▶ **REQUEST**:
Without the pictures, write out all the lines below exactly as they appear.

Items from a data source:
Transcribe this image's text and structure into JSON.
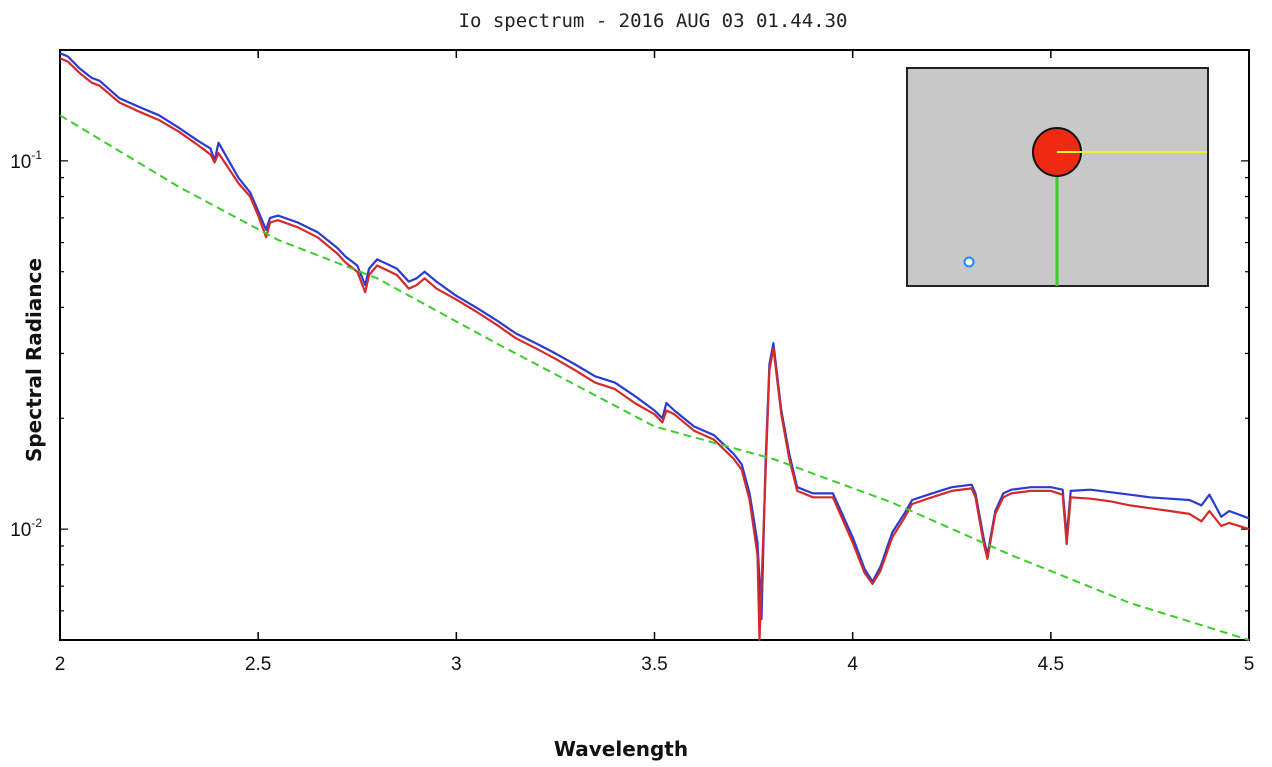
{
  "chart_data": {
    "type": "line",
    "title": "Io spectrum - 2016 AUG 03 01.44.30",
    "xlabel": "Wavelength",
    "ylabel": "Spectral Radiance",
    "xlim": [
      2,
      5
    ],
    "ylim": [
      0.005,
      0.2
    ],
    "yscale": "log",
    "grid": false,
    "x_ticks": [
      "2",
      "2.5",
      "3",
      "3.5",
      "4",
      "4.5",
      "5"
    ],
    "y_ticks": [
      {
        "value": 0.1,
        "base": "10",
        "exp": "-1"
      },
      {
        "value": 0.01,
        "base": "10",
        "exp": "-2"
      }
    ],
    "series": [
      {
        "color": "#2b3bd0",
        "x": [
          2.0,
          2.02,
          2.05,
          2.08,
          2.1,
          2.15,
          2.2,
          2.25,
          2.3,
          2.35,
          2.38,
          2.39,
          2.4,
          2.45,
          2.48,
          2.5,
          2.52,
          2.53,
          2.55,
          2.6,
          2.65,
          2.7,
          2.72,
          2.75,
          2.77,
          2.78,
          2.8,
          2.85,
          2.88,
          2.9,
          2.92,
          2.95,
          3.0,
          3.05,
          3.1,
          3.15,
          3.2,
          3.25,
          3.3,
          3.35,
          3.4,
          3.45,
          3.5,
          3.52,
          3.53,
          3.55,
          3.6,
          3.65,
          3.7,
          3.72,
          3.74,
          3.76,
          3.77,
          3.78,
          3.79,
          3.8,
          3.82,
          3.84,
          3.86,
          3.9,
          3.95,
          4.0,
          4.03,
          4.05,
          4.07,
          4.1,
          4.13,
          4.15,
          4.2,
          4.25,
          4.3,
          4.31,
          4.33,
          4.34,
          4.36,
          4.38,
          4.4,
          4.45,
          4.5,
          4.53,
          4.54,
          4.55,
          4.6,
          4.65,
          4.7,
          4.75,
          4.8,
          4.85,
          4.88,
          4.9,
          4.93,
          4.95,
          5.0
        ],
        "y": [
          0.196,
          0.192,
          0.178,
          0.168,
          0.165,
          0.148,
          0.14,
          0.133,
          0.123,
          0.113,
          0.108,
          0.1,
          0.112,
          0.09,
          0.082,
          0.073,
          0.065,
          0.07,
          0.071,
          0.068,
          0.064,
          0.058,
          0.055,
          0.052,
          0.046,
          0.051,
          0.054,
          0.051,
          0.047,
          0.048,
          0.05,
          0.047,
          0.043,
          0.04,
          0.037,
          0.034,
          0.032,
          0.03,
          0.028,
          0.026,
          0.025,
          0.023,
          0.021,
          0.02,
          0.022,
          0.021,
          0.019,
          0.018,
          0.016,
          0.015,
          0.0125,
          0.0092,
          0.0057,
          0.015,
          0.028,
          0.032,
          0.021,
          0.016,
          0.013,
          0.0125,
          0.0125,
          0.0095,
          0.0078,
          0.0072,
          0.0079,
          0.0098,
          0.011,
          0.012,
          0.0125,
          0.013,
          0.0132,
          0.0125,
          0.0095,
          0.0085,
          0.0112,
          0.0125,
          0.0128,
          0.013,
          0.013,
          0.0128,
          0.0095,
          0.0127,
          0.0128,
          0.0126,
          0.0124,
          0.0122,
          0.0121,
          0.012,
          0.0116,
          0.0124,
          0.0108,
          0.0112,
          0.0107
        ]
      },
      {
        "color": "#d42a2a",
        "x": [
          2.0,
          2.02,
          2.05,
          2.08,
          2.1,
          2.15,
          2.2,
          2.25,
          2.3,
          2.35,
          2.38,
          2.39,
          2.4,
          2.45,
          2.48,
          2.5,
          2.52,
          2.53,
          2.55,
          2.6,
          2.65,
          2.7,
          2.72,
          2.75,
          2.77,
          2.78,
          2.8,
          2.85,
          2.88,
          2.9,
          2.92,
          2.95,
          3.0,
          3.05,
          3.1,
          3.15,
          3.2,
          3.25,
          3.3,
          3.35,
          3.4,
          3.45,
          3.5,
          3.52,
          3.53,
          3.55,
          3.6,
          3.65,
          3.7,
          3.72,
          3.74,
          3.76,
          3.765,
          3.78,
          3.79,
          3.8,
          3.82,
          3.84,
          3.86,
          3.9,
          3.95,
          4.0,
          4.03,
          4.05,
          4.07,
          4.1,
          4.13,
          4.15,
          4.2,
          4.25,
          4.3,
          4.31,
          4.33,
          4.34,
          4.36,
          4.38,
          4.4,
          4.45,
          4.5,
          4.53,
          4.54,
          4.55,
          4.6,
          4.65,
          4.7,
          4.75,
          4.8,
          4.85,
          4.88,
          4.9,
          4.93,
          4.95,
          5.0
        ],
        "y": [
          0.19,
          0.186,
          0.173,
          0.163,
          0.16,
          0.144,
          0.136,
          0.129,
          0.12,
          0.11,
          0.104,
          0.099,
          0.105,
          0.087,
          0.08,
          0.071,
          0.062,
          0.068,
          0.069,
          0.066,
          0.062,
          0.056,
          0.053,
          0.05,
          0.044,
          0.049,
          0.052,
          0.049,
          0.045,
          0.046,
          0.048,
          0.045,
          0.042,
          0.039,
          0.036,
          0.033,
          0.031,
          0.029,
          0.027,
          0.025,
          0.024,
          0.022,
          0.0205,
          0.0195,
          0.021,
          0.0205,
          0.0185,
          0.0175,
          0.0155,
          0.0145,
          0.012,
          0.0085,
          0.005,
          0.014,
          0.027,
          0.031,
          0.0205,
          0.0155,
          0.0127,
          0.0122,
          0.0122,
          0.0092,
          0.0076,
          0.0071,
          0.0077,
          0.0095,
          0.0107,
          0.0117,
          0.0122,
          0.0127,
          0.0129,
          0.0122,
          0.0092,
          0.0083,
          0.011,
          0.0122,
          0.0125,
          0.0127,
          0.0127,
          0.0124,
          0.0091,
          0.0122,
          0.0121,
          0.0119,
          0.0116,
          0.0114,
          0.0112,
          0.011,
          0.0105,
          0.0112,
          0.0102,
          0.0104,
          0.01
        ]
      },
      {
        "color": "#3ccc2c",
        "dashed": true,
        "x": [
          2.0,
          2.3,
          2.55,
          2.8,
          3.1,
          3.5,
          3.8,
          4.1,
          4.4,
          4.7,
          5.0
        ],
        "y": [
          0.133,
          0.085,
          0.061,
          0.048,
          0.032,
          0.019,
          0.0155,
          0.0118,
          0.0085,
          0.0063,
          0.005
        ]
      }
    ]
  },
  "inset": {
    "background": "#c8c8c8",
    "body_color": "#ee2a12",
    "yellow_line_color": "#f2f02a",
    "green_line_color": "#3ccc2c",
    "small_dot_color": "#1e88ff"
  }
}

▶ **WRITTEN RESPONSE**:
Transcribe this image's text and structure into JSON.
{
  "chart_data": {
    "type": "line",
    "title": "Io spectrum - 2016 AUG 03 01.44.30",
    "xlabel": "Wavelength",
    "ylabel": "Spectral Radiance",
    "xlim": [
      2,
      5
    ],
    "ylim": [
      0.005,
      0.2
    ],
    "yscale": "log",
    "grid": false,
    "x_ticks": [
      "2",
      "2.5",
      "3",
      "3.5",
      "4",
      "4.5",
      "5"
    ],
    "y_ticks": [
      {
        "value": 0.1,
        "base": "10",
        "exp": "-1"
      },
      {
        "value": 0.01,
        "base": "10",
        "exp": "-2"
      }
    ],
    "series": [
      {
        "color": "#2b3bd0",
        "x": [
          2.0,
          2.02,
          2.05,
          2.08,
          2.1,
          2.15,
          2.2,
          2.25,
          2.3,
          2.35,
          2.38,
          2.39,
          2.4,
          2.45,
          2.48,
          2.5,
          2.52,
          2.53,
          2.55,
          2.6,
          2.65,
          2.7,
          2.72,
          2.75,
          2.77,
          2.78,
          2.8,
          2.85,
          2.88,
          2.9,
          2.92,
          2.95,
          3.0,
          3.05,
          3.1,
          3.15,
          3.2,
          3.25,
          3.3,
          3.35,
          3.4,
          3.45,
          3.5,
          3.52,
          3.53,
          3.55,
          3.6,
          3.65,
          3.7,
          3.72,
          3.74,
          3.76,
          3.77,
          3.78,
          3.79,
          3.8,
          3.82,
          3.84,
          3.86,
          3.9,
          3.95,
          4.0,
          4.03,
          4.05,
          4.07,
          4.1,
          4.13,
          4.15,
          4.2,
          4.25,
          4.3,
          4.31,
          4.33,
          4.34,
          4.36,
          4.38,
          4.4,
          4.45,
          4.5,
          4.53,
          4.54,
          4.55,
          4.6,
          4.65,
          4.7,
          4.75,
          4.8,
          4.85,
          4.88,
          4.9,
          4.93,
          4.95,
          5.0
        ],
        "y": [
          0.196,
          0.192,
          0.178,
          0.168,
          0.165,
          0.148,
          0.14,
          0.133,
          0.123,
          0.113,
          0.108,
          0.1,
          0.112,
          0.09,
          0.082,
          0.073,
          0.065,
          0.07,
          0.071,
          0.068,
          0.064,
          0.058,
          0.055,
          0.052,
          0.046,
          0.051,
          0.054,
          0.051,
          0.047,
          0.048,
          0.05,
          0.047,
          0.043,
          0.04,
          0.037,
          0.034,
          0.032,
          0.03,
          0.028,
          0.026,
          0.025,
          0.023,
          0.021,
          0.02,
          0.022,
          0.021,
          0.019,
          0.018,
          0.016,
          0.015,
          0.0125,
          0.0092,
          0.0057,
          0.015,
          0.028,
          0.032,
          0.021,
          0.016,
          0.013,
          0.0125,
          0.0125,
          0.0095,
          0.0078,
          0.0072,
          0.0079,
          0.0098,
          0.011,
          0.012,
          0.0125,
          0.013,
          0.0132,
          0.0125,
          0.0095,
          0.0085,
          0.0112,
          0.0125,
          0.0128,
          0.013,
          0.013,
          0.0128,
          0.0095,
          0.0127,
          0.0128,
          0.0126,
          0.0124,
          0.0122,
          0.0121,
          0.012,
          0.0116,
          0.0124,
          0.0108,
          0.0112,
          0.0107
        ]
      },
      {
        "color": "#d42a2a",
        "x": [
          2.0,
          2.02,
          2.05,
          2.08,
          2.1,
          2.15,
          2.2,
          2.25,
          2.3,
          2.35,
          2.38,
          2.39,
          2.4,
          2.45,
          2.48,
          2.5,
          2.52,
          2.53,
          2.55,
          2.6,
          2.65,
          2.7,
          2.72,
          2.75,
          2.77,
          2.78,
          2.8,
          2.85,
          2.88,
          2.9,
          2.92,
          2.95,
          3.0,
          3.05,
          3.1,
          3.15,
          3.2,
          3.25,
          3.3,
          3.35,
          3.4,
          3.45,
          3.5,
          3.52,
          3.53,
          3.55,
          3.6,
          3.65,
          3.7,
          3.72,
          3.74,
          3.76,
          3.765,
          3.78,
          3.79,
          3.8,
          3.82,
          3.84,
          3.86,
          3.9,
          3.95,
          4.0,
          4.03,
          4.05,
          4.07,
          4.1,
          4.13,
          4.15,
          4.2,
          4.25,
          4.3,
          4.31,
          4.33,
          4.34,
          4.36,
          4.38,
          4.4,
          4.45,
          4.5,
          4.53,
          4.54,
          4.55,
          4.6,
          4.65,
          4.7,
          4.75,
          4.8,
          4.85,
          4.88,
          4.9,
          4.93,
          4.95,
          5.0
        ],
        "y": [
          0.19,
          0.186,
          0.173,
          0.163,
          0.16,
          0.144,
          0.136,
          0.129,
          0.12,
          0.11,
          0.104,
          0.099,
          0.105,
          0.087,
          0.08,
          0.071,
          0.062,
          0.068,
          0.069,
          0.066,
          0.062,
          0.056,
          0.053,
          0.05,
          0.044,
          0.049,
          0.052,
          0.049,
          0.045,
          0.046,
          0.048,
          0.045,
          0.042,
          0.039,
          0.036,
          0.033,
          0.031,
          0.029,
          0.027,
          0.025,
          0.024,
          0.022,
          0.0205,
          0.0195,
          0.021,
          0.0205,
          0.0185,
          0.0175,
          0.0155,
          0.0145,
          0.012,
          0.0085,
          0.005,
          0.014,
          0.027,
          0.031,
          0.0205,
          0.0155,
          0.0127,
          0.0122,
          0.0122,
          0.0092,
          0.0076,
          0.0071,
          0.0077,
          0.0095,
          0.0107,
          0.0117,
          0.0122,
          0.0127,
          0.0129,
          0.0122,
          0.0092,
          0.0083,
          0.011,
          0.0122,
          0.0125,
          0.0127,
          0.0127,
          0.0124,
          0.0091,
          0.0122,
          0.0121,
          0.0119,
          0.0116,
          0.0114,
          0.0112,
          0.011,
          0.0105,
          0.0112,
          0.0102,
          0.0104,
          0.01
        ]
      },
      {
        "color": "#3ccc2c",
        "dashed": true,
        "x": [
          2.0,
          2.3,
          2.55,
          2.8,
          3.1,
          3.5,
          3.8,
          4.1,
          4.4,
          4.7,
          5.0
        ],
        "y": [
          0.133,
          0.085,
          0.061,
          0.048,
          0.032,
          0.019,
          0.0155,
          0.0118,
          0.0085,
          0.0063,
          0.005
        ]
      }
    ]
  },
  "inset": {
    "background": "#c8c8c8",
    "body_color": "#ee2a12",
    "yellow_line_color": "#f2f02a",
    "green_line_color": "#3ccc2c",
    "small_dot_color": "#1e88ff"
  }
}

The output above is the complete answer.